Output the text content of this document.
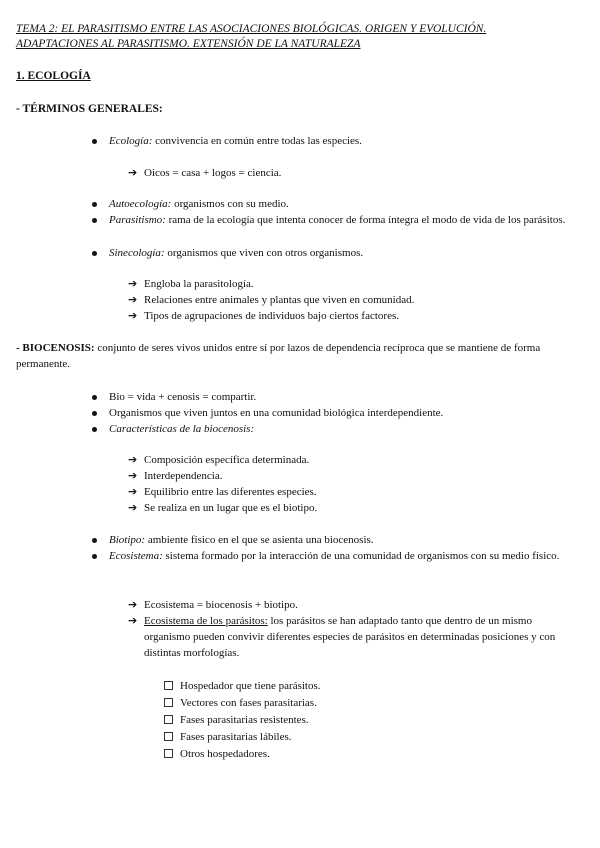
TEMA 2: EL PARASITISMO ENTRE LAS ASOCIACIONES BIOLÓGICAS. ORIGEN Y EVOLUCIÓN.
ADAPTACIONES AL PARASITISMO. EXTENSIÓN DE LA NATURALEZA
1. ECOLOGÍA
- TÉRMINOS GENERALES:
Ecología: convivencia en común entre todas las especies.
➔ Oicos = casa + logos = ciencia.
Autoecología: organismos con su medio.
Parasitismo: rama de la ecología que intenta conocer de forma íntegra el modo de vida de los parásitos.
Sinecología: organismos que viven con otros organismos.
➔ Engloba la parasitología.
➔ Relaciones entre animales y plantas que viven en comunidad.
➔ Tipos de agrupaciones de individuos bajo ciertos factores.
- BIOCENOSIS: conjunto de seres vivos unidos entre sí por lazos de dependencia recíproca que se mantiene de forma permanente.
Bio = vida + cenosis = compartir.
Organismos que viven juntos en una comunidad biológica interdependiente.
Características de la biocenosis:
➔ Composición específica determinada.
➔ Interdependencia.
➔ Equilibrio entre las diferentes especies.
➔ Se realiza en un lugar que es el biotipo.
Biotipo: ambiente físico en el que se asienta una biocenosis.
Ecosistema: sistema formado por la interacción de una comunidad de organismos con su medio físico.
➔ Ecosistema = biocenosis + biotipo.
➔ Ecosistema de los parásitos: los parásitos se han adaptado tanto que dentro de un mismo organismo pueden convivir diferentes especies de parásitos en determinadas posiciones y con distintas morfologías.
Hospedador que tiene parásitos.
Vectores con fases parasitarias.
Fases parasitarias resistentes.
Fases parasitarias lábiles.
Otros hospedadores.
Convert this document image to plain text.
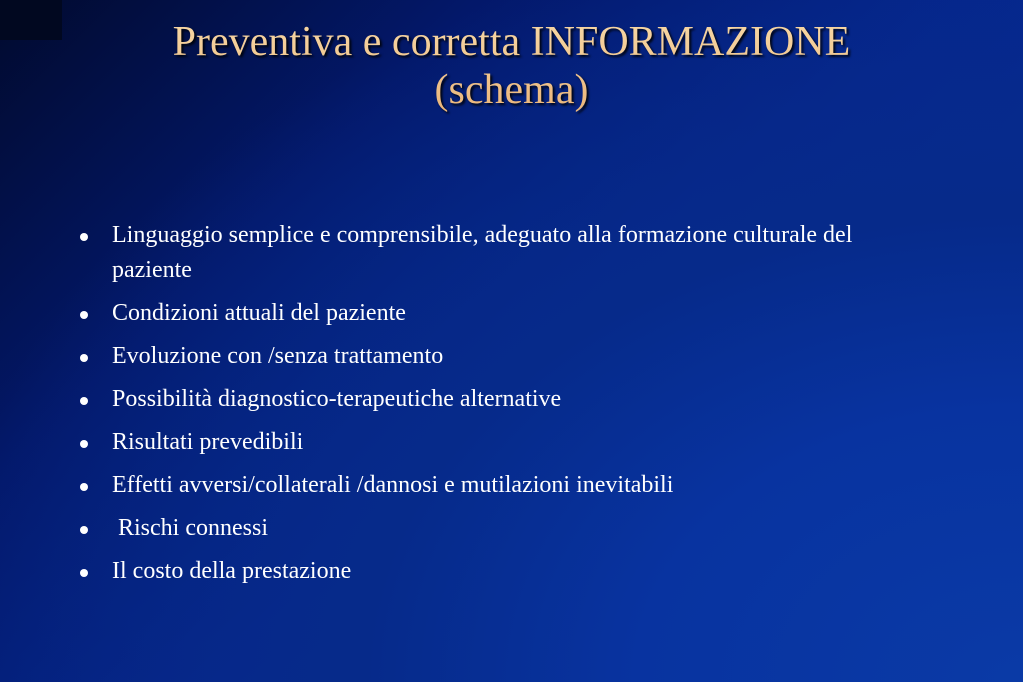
Preventiva e corretta INFORMAZIONE
(schema)
Linguaggio semplice e comprensibile, adeguato alla formazione culturale del paziente
Condizioni attuali del paziente
Evoluzione con /senza trattamento
Possibilità diagnostico-terapeutiche alternative
Risultati prevedibili
Effetti avversi/collaterali /dannosi e mutilazioni inevitabili
Rischi connessi
Il costo della prestazione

Task brief
Using the entries above, tally how many lines have the word "físico" in them; write the number and nothing more.

Solution to this problem
2